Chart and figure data
※ ※ ※
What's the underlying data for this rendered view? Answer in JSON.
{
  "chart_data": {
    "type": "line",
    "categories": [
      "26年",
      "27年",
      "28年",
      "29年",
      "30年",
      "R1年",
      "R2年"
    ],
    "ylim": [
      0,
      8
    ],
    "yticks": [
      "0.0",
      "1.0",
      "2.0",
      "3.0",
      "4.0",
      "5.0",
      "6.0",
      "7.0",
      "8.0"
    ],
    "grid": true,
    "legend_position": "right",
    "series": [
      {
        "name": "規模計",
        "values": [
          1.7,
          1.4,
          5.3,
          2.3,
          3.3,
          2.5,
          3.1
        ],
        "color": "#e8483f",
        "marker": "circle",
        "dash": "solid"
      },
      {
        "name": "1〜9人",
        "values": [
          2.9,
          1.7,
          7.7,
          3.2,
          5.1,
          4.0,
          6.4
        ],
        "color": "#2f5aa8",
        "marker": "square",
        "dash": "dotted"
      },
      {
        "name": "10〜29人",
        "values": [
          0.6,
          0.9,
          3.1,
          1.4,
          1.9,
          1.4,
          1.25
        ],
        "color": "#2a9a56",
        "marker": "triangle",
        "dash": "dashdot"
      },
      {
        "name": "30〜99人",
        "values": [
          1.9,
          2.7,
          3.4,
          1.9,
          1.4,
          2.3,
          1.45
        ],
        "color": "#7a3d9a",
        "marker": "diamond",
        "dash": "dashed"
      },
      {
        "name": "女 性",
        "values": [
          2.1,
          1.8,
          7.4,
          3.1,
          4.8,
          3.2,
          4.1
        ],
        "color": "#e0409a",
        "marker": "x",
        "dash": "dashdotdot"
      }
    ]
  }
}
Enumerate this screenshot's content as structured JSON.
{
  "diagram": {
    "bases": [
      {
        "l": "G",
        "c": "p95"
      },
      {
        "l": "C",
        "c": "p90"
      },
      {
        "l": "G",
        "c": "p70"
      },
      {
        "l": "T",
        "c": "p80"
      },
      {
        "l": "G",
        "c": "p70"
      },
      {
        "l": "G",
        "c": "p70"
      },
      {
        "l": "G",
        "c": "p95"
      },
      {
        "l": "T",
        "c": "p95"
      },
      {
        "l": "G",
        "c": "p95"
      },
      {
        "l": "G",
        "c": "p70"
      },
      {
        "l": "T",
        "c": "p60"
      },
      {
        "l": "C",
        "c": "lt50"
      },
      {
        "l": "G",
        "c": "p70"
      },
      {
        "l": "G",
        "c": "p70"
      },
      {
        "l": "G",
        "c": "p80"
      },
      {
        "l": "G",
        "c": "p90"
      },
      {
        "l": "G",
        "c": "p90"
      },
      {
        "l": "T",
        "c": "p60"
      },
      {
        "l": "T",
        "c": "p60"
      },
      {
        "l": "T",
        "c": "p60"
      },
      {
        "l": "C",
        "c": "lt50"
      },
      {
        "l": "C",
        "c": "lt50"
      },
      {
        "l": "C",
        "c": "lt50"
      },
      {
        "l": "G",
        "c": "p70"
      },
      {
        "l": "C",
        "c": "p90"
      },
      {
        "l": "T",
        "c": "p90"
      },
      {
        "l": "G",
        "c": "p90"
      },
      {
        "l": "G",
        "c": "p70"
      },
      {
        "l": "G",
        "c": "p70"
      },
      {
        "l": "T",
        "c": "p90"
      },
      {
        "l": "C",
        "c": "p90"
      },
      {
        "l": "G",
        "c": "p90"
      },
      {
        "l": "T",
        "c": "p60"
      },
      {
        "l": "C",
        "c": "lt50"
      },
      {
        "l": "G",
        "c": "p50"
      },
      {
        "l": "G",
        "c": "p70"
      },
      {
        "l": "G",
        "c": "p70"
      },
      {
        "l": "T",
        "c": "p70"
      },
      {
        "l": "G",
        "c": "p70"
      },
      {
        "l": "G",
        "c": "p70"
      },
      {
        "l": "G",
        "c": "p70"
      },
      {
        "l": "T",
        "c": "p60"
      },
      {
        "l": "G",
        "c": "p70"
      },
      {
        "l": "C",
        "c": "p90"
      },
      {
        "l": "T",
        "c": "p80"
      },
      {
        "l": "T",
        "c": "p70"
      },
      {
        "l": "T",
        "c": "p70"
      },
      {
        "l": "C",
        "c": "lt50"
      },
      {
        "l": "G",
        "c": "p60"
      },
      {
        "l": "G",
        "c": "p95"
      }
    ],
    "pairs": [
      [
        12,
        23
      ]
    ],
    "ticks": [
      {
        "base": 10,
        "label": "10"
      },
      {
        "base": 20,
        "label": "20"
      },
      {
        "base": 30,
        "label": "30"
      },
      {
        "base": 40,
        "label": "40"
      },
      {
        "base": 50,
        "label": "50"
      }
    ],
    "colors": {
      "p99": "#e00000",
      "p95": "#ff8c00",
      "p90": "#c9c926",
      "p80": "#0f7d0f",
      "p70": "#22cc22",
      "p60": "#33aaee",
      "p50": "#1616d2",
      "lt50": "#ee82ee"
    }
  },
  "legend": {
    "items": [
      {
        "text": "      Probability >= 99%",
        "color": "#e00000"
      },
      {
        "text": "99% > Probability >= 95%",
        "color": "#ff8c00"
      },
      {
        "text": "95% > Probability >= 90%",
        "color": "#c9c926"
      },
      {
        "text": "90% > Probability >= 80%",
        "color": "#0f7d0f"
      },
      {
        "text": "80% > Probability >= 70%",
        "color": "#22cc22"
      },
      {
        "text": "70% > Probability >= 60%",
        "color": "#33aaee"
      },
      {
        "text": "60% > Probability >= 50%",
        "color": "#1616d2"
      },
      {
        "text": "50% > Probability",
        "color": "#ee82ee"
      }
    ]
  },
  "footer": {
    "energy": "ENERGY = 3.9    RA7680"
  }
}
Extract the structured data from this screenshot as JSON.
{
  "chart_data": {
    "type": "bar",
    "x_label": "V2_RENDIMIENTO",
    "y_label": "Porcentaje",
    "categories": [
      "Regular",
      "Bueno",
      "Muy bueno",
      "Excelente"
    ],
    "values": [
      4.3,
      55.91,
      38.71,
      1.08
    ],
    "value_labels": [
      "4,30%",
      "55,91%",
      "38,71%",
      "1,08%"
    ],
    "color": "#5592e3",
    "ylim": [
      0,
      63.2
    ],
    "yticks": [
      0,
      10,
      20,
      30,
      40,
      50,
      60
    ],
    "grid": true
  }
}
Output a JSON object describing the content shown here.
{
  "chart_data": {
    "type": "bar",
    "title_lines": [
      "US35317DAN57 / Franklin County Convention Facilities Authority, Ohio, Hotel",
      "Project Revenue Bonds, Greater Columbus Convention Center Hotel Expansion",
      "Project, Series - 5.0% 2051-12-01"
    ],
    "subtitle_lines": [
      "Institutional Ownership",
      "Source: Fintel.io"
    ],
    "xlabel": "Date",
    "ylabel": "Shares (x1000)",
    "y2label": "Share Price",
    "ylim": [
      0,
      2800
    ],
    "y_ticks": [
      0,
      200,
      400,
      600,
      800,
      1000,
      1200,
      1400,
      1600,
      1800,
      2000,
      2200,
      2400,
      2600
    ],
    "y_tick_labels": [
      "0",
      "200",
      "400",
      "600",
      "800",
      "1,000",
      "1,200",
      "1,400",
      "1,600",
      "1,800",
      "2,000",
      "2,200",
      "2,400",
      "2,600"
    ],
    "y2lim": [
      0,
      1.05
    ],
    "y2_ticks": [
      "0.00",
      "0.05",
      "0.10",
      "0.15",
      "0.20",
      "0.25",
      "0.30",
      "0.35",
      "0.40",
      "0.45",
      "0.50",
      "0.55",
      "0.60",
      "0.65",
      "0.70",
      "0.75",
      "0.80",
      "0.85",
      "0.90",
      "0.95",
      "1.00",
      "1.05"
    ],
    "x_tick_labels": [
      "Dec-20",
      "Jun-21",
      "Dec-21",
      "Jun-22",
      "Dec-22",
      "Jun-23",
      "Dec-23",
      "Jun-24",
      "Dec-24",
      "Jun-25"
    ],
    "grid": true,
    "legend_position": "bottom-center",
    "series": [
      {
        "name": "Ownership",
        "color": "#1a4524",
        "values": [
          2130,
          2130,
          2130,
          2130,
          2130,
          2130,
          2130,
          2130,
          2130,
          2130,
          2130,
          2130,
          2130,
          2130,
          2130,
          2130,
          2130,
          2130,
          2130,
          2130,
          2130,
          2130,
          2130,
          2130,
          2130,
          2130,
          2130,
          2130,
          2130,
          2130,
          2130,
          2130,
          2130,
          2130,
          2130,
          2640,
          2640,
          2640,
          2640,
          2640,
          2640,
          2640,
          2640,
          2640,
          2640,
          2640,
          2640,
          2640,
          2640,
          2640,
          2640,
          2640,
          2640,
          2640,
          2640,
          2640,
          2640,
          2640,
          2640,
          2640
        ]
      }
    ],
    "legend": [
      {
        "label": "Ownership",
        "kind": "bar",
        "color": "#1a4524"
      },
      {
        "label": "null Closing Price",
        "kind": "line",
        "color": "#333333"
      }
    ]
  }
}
※ ※ ※
● **PROBLEM TO WORK ON**
Say, as a number only, how many lines of the data contain "Hotel".

● **TASK OUTPUT**
2